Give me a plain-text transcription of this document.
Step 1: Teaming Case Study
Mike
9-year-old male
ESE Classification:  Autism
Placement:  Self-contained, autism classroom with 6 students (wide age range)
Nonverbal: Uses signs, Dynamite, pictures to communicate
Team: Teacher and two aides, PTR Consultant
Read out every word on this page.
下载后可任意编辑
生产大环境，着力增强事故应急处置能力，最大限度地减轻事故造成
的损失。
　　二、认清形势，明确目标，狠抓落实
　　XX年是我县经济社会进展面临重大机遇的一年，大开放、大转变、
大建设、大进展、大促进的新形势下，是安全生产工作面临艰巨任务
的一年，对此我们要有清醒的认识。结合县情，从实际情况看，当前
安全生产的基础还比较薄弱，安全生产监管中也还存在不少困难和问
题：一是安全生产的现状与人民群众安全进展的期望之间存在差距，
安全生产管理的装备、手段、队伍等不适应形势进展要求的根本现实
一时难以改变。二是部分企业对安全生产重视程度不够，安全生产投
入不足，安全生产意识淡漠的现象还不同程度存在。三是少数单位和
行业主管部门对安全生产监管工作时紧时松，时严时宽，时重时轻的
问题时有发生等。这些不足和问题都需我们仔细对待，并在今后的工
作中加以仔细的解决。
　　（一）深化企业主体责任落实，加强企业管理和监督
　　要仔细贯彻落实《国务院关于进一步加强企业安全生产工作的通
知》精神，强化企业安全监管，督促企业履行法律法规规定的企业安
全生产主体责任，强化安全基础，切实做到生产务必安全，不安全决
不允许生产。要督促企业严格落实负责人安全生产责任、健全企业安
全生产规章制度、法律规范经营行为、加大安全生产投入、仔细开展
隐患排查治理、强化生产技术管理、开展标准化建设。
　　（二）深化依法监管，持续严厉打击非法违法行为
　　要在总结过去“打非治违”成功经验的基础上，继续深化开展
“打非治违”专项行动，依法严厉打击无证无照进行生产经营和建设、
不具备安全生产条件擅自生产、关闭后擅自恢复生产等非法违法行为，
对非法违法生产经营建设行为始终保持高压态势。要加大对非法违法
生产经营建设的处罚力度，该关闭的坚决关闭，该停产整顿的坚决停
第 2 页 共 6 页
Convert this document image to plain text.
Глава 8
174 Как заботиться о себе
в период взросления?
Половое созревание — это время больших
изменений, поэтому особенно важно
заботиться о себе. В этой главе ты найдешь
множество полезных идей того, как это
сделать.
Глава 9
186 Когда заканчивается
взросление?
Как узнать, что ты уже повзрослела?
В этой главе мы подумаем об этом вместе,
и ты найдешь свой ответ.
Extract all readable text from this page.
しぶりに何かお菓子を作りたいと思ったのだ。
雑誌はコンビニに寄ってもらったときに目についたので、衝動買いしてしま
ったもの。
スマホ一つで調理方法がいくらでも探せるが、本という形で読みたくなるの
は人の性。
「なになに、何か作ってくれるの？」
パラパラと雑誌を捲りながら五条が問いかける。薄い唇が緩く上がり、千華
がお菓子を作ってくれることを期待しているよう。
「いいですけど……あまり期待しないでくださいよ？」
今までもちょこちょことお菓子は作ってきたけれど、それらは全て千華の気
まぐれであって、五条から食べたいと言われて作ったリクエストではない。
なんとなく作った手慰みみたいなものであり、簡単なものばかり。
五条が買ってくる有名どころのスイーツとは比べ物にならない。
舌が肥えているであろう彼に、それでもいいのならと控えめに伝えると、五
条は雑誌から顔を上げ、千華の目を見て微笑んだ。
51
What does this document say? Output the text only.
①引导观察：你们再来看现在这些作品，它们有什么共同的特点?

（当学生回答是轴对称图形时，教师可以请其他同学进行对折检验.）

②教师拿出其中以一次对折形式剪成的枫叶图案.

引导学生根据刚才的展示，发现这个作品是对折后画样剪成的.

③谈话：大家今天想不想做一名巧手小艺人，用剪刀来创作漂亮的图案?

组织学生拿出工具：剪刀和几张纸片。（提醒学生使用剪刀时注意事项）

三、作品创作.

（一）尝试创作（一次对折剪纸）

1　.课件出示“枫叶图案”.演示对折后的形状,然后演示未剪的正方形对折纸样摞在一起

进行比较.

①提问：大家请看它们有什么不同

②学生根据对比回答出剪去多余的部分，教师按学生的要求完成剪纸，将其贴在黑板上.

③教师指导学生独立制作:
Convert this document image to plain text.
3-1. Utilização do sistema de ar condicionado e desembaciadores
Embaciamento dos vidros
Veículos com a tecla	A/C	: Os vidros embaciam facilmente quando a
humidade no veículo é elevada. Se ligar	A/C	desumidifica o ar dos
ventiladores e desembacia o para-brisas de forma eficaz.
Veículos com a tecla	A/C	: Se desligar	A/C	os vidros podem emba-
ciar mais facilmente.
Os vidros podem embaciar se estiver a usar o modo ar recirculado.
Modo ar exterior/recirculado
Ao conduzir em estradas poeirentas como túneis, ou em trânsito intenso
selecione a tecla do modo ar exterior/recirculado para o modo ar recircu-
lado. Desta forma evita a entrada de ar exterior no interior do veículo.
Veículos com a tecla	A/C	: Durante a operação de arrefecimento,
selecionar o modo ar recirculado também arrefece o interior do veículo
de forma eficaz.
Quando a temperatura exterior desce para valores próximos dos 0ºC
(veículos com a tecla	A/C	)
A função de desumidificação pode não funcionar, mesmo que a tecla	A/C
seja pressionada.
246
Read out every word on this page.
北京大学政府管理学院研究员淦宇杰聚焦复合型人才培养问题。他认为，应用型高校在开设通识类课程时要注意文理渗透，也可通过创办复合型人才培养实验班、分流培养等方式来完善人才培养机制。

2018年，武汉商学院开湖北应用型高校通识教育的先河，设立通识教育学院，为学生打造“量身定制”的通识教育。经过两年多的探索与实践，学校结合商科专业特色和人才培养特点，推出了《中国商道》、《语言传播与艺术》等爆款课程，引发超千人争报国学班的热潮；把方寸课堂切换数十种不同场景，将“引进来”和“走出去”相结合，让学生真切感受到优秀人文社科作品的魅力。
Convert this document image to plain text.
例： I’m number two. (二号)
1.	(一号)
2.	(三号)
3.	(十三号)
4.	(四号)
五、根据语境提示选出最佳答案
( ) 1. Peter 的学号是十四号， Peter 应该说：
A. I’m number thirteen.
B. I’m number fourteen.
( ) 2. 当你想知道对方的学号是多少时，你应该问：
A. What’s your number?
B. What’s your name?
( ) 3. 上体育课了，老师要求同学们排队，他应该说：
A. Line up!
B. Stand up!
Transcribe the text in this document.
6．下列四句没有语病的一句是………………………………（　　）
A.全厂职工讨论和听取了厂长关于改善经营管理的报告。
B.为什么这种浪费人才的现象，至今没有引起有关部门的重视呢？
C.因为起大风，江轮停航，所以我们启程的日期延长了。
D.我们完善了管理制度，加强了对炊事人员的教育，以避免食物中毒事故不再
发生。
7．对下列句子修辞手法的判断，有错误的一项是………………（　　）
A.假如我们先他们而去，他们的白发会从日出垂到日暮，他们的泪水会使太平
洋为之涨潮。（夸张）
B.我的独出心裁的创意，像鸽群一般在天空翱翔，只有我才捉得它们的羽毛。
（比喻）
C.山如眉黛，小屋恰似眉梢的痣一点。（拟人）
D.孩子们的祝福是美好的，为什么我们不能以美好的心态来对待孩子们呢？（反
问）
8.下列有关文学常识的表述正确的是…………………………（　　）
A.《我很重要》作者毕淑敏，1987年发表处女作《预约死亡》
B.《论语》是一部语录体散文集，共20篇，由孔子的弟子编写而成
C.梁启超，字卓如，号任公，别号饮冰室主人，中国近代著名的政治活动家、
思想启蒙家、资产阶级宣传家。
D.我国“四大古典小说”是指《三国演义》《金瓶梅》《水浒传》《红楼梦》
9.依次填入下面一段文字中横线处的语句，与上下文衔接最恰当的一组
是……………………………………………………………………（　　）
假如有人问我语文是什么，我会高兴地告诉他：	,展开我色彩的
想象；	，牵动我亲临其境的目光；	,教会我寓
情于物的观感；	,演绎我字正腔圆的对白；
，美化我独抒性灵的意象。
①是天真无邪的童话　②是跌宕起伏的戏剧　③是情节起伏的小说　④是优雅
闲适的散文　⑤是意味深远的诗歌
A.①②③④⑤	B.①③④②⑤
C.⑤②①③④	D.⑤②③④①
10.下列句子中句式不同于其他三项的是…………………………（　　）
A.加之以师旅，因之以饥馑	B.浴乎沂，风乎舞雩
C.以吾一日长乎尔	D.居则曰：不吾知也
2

» Task to complete
List all lines from the entries that include the word "заботиться".

» Task solution
174 Как заботиться о себе
заботиться о себе. В этой главе ты найдешь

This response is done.